What this task involves:
Copy out the data below as written; omit any images.

The input:
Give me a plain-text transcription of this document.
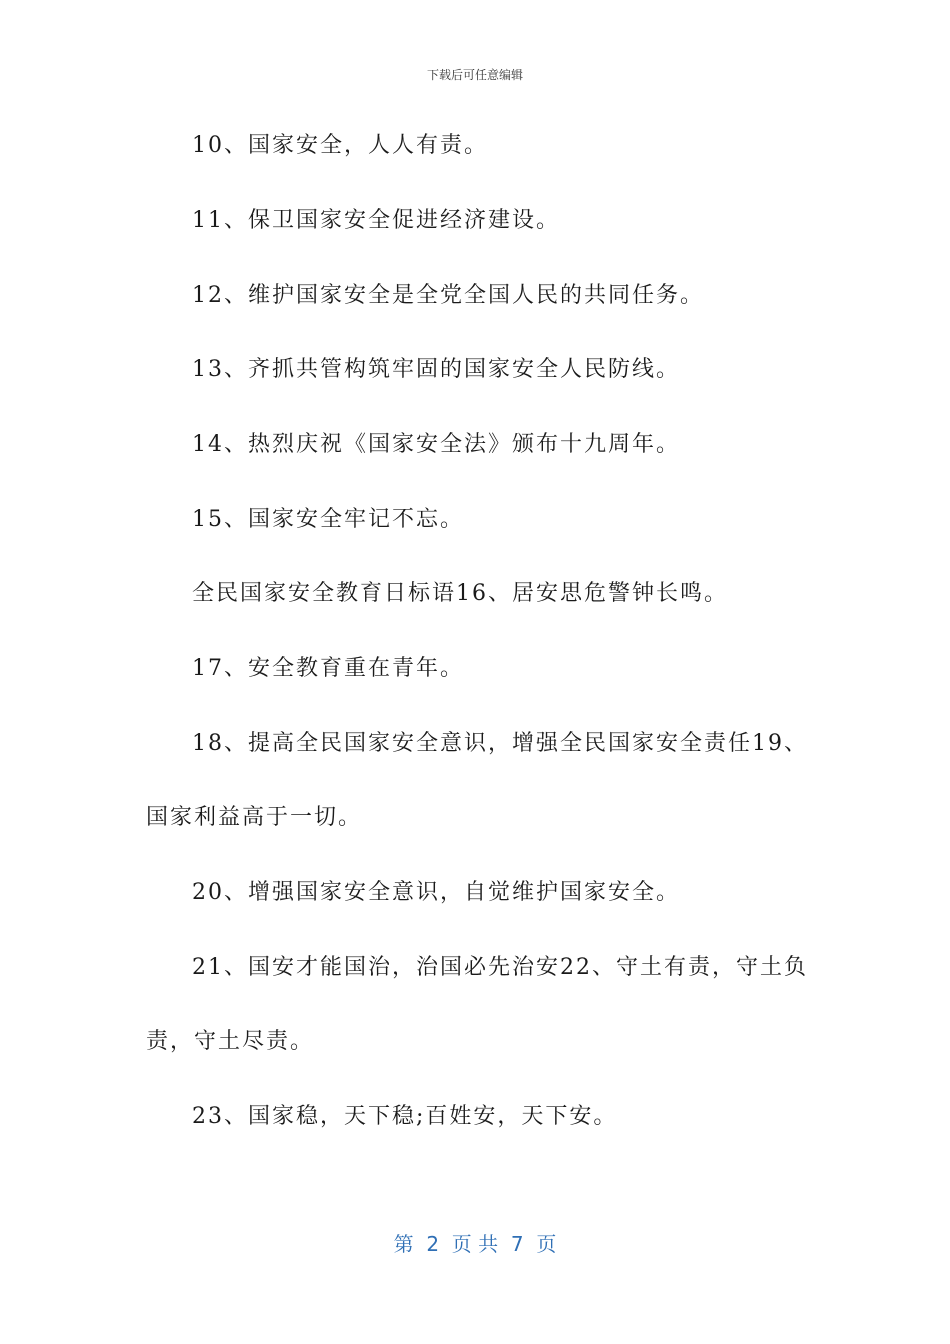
下载后可任意编辑
10、国家安全，人人有责。
11、保卫国家安全促进经济建设。
12、维护国家安全是全党全国人民的共同任务。
13、齐抓共管构筑牢固的国家安全人民防线。
14、热烈庆祝《国家安全法》颁布十九周年。
15、国家安全牢记不忘。
全民国家安全教育日标语16、居安思危警钟长鸣。
17、安全教育重在青年。
18、提高全民国家安全意识，增强全民国家安全责任19、
国家利益高于一切。
20、增强国家安全意识，自觉维护国家安全。
21、国安才能国治，治国必先治安22、守土有责，守土负
责，守土尽责。
23、国家稳，天下稳;百姓安，天下安。
第  2  页 共  7  页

Task answer:
Give me a plain-text transcription of this document.
下载后可任意编辑
10、国家安全，人人有责。
11、保卫国家安全促进经济建设。
12、维护国家安全是全党全国人民的共同任务。
13、齐抓共管构筑牢固的国家安全人民防线。
14、热烈庆祝《国家安全法》颁布十九周年。
15、国家安全牢记不忘。
全民国家安全教育日标语16、居安思危警钟长鸣。
17、安全教育重在青年。
18、提高全民国家安全意识，增强全民国家安全责任19、
国家利益高于一切。
20、增强国家安全意识，自觉维护国家安全。
21、国安才能国治，治国必先治安22、守土有责，守土负
责，守土尽责。
23、国家稳，天下稳;百姓安，天下安。
第  2  页 共  7  页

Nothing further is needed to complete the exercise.